--- Exercise instructions ---
Write out all entries word for word.

++++ Record list ++++

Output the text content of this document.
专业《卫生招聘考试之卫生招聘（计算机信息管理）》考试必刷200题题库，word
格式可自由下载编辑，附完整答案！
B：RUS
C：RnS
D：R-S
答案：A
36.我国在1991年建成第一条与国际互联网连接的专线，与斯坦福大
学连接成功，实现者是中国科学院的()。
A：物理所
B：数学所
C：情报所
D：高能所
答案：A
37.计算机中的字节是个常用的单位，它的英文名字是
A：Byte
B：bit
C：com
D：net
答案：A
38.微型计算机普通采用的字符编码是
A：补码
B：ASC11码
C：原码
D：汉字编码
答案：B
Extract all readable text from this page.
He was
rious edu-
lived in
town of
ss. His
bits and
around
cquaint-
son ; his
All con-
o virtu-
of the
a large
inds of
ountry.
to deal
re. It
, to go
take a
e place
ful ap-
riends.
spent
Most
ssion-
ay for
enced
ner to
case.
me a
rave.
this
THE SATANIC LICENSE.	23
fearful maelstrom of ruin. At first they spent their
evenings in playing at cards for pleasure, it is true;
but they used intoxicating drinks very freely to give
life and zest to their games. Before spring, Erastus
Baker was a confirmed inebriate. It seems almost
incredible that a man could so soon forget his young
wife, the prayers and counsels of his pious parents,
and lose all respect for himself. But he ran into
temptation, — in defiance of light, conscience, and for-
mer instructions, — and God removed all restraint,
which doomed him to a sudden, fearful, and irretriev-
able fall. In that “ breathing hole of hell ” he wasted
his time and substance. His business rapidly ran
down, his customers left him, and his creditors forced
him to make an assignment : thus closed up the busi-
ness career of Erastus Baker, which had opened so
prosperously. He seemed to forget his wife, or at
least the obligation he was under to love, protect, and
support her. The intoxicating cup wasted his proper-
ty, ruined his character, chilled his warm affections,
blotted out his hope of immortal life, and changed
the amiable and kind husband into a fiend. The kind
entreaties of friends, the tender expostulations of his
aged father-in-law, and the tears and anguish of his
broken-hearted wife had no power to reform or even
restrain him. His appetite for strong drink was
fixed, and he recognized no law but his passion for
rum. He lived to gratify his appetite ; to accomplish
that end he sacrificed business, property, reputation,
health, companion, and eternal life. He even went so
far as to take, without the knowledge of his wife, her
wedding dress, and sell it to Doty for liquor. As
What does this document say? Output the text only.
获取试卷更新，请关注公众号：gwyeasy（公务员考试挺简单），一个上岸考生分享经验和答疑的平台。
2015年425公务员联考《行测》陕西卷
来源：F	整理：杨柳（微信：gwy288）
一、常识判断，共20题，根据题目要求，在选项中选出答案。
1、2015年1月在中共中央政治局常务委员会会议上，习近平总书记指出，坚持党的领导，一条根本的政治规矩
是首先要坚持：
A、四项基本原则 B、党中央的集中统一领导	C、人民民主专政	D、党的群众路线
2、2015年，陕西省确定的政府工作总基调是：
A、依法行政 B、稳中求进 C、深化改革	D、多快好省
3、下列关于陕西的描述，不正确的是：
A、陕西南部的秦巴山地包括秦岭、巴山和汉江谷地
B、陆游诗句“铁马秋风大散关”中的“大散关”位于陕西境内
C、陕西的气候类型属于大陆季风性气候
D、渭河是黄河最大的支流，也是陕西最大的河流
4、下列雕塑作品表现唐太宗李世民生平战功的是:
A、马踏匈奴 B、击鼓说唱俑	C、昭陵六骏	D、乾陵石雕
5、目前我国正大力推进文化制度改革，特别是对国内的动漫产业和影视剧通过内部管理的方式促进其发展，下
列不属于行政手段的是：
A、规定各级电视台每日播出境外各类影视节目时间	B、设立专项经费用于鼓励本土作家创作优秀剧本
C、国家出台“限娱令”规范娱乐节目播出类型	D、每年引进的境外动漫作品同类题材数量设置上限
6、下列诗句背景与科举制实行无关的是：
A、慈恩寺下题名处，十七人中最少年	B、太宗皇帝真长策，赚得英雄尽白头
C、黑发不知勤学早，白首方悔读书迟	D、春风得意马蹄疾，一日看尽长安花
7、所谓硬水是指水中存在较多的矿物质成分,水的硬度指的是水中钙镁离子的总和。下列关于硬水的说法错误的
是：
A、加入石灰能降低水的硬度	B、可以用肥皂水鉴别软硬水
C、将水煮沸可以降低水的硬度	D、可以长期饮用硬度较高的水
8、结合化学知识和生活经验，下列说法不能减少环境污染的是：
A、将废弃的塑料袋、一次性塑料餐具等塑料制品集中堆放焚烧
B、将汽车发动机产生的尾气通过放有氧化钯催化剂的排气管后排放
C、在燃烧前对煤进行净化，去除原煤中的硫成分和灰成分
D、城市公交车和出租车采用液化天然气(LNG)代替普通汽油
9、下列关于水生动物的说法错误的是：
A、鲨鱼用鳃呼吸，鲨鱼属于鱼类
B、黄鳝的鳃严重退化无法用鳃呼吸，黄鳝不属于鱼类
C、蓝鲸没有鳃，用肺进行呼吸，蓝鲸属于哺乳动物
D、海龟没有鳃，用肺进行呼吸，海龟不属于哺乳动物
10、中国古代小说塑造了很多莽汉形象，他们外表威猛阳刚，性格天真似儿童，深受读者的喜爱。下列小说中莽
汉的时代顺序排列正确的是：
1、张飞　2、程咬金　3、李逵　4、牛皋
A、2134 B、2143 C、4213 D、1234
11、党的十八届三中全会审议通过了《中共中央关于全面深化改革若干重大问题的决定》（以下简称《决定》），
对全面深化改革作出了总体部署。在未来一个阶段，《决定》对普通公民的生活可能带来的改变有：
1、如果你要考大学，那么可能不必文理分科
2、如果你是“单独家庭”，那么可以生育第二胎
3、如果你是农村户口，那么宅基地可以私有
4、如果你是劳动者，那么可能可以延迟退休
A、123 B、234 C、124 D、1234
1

++++

--- Finished answer ---
Output the text content of this document.
专业《卫生招聘考试之卫生招聘（计算机信息管理）》考试必刷200题题库，word
格式可自由下载编辑，附完整答案！
B：RUS
C：RnS
D：R-S
答案：A
36.我国在1991年建成第一条与国际互联网连接的专线，与斯坦福大
学连接成功，实现者是中国科学院的()。
A：物理所
B：数学所
C：情报所
D：高能所
答案：A
37.计算机中的字节是个常用的单位，它的英文名字是
A：Byte
B：bit
C：com
D：net
答案：A
38.微型计算机普通采用的字符编码是
A：补码
B：ASC11码
C：原码
D：汉字编码
答案：B
Extract all readable text from this page.
He was
rious edu-
lived in
town of
ss. His
bits and
around
cquaint-
son ; his
All con-
o virtu-
of the
a large
inds of
ountry.
to deal
re. It
, to go
take a
e place
ful ap-
riends.
spent
Most
ssion-
ay for
enced
ner to
case.
me a
rave.
this
THE SATANIC LICENSE.	23
fearful maelstrom of ruin. At first they spent their
evenings in playing at cards for pleasure, it is true;
but they used intoxicating drinks very freely to give
life and zest to their games. Before spring, Erastus
Baker was a confirmed inebriate. It seems almost
incredible that a man could so soon forget his young
wife, the prayers and counsels of his pious parents,
and lose all respect for himself. But he ran into
temptation, — in defiance of light, conscience, and for-
mer instructions, — and God removed all restraint,
which doomed him to a sudden, fearful, and irretriev-
able fall. In that “ breathing hole of hell ” he wasted
his time and substance. His business rapidly ran
down, his customers left him, and his creditors forced
him to make an assignment : thus closed up the busi-
ness career of Erastus Baker, which had opened so
prosperously. He seemed to forget his wife, or at
least the obligation he was under to love, protect, and
support her. The intoxicating cup wasted his proper-
ty, ruined his character, chilled his warm affections,
blotted out his hope of immortal life, and changed
the amiable and kind husband into a fiend. The kind
entreaties of friends, the tender expostulations of his
aged father-in-law, and the tears and anguish of his
broken-hearted wife had no power to reform or even
restrain him. His appetite for strong drink was
fixed, and he recognized no law but his passion for
rum. He lived to gratify his appetite ; to accomplish
that end he sacrificed business, property, reputation,
health, companion, and eternal life. He even went so
far as to take, without the knowledge of his wife, her
wedding dress, and sell it to Doty for liquor. As
What does this document say? Output the text only.
获取试卷更新，请关注公众号：gwyeasy（公务员考试挺简单），一个上岸考生分享经验和答疑的平台。
2015年425公务员联考《行测》陕西卷
来源：F	整理：杨柳（微信：gwy288）
一、常识判断，共20题，根据题目要求，在选项中选出答案。
1、2015年1月在中共中央政治局常务委员会会议上，习近平总书记指出，坚持党的领导，一条根本的政治规矩
是首先要坚持：
A、四项基本原则 B、党中央的集中统一领导	C、人民民主专政	D、党的群众路线
2、2015年，陕西省确定的政府工作总基调是：
A、依法行政 B、稳中求进 C、深化改革	D、多快好省
3、下列关于陕西的描述，不正确的是：
A、陕西南部的秦巴山地包括秦岭、巴山和汉江谷地
B、陆游诗句“铁马秋风大散关”中的“大散关”位于陕西境内
C、陕西的气候类型属于大陆季风性气候
D、渭河是黄河最大的支流，也是陕西最大的河流
4、下列雕塑作品表现唐太宗李世民生平战功的是:
A、马踏匈奴 B、击鼓说唱俑	C、昭陵六骏	D、乾陵石雕
5、目前我国正大力推进文化制度改革，特别是对国内的动漫产业和影视剧通过内部管理的方式促进其发展，下
列不属于行政手段的是：
A、规定各级电视台每日播出境外各类影视节目时间	B、设立专项经费用于鼓励本土作家创作优秀剧本
C、国家出台“限娱令”规范娱乐节目播出类型	D、每年引进的境外动漫作品同类题材数量设置上限
6、下列诗句背景与科举制实行无关的是：
A、慈恩寺下题名处，十七人中最少年	B、太宗皇帝真长策，赚得英雄尽白头
C、黑发不知勤学早，白首方悔读书迟	D、春风得意马蹄疾，一日看尽长安花
7、所谓硬水是指水中存在较多的矿物质成分,水的硬度指的是水中钙镁离子的总和。下列关于硬水的说法错误的
是：
A、加入石灰能降低水的硬度	B、可以用肥皂水鉴别软硬水
C、将水煮沸可以降低水的硬度	D、可以长期饮用硬度较高的水
8、结合化学知识和生活经验，下列说法不能减少环境污染的是：
A、将废弃的塑料袋、一次性塑料餐具等塑料制品集中堆放焚烧
B、将汽车发动机产生的尾气通过放有氧化钯催化剂的排气管后排放
C、在燃烧前对煤进行净化，去除原煤中的硫成分和灰成分
D、城市公交车和出租车采用液化天然气(LNG)代替普通汽油
9、下列关于水生动物的说法错误的是：
A、鲨鱼用鳃呼吸，鲨鱼属于鱼类
B、黄鳝的鳃严重退化无法用鳃呼吸，黄鳝不属于鱼类
C、蓝鲸没有鳃，用肺进行呼吸，蓝鲸属于哺乳动物
D、海龟没有鳃，用肺进行呼吸，海龟不属于哺乳动物
10、中国古代小说塑造了很多莽汉形象，他们外表威猛阳刚，性格天真似儿童，深受读者的喜爱。下列小说中莽
汉的时代顺序排列正确的是：
1、张飞　2、程咬金　3、李逵　4、牛皋
A、2134 B、2143 C、4213 D、1234
11、党的十八届三中全会审议通过了《中共中央关于全面深化改革若干重大问题的决定》（以下简称《决定》），
对全面深化改革作出了总体部署。在未来一个阶段，《决定》对普通公民的生活可能带来的改变有：
1、如果你要考大学，那么可能不必文理分科
2、如果你是“单独家庭”，那么可以生育第二胎
3、如果你是农村户口，那么宅基地可以私有
4、如果你是劳动者，那么可能可以延迟退休
A、123 B、234 C、124 D、1234
1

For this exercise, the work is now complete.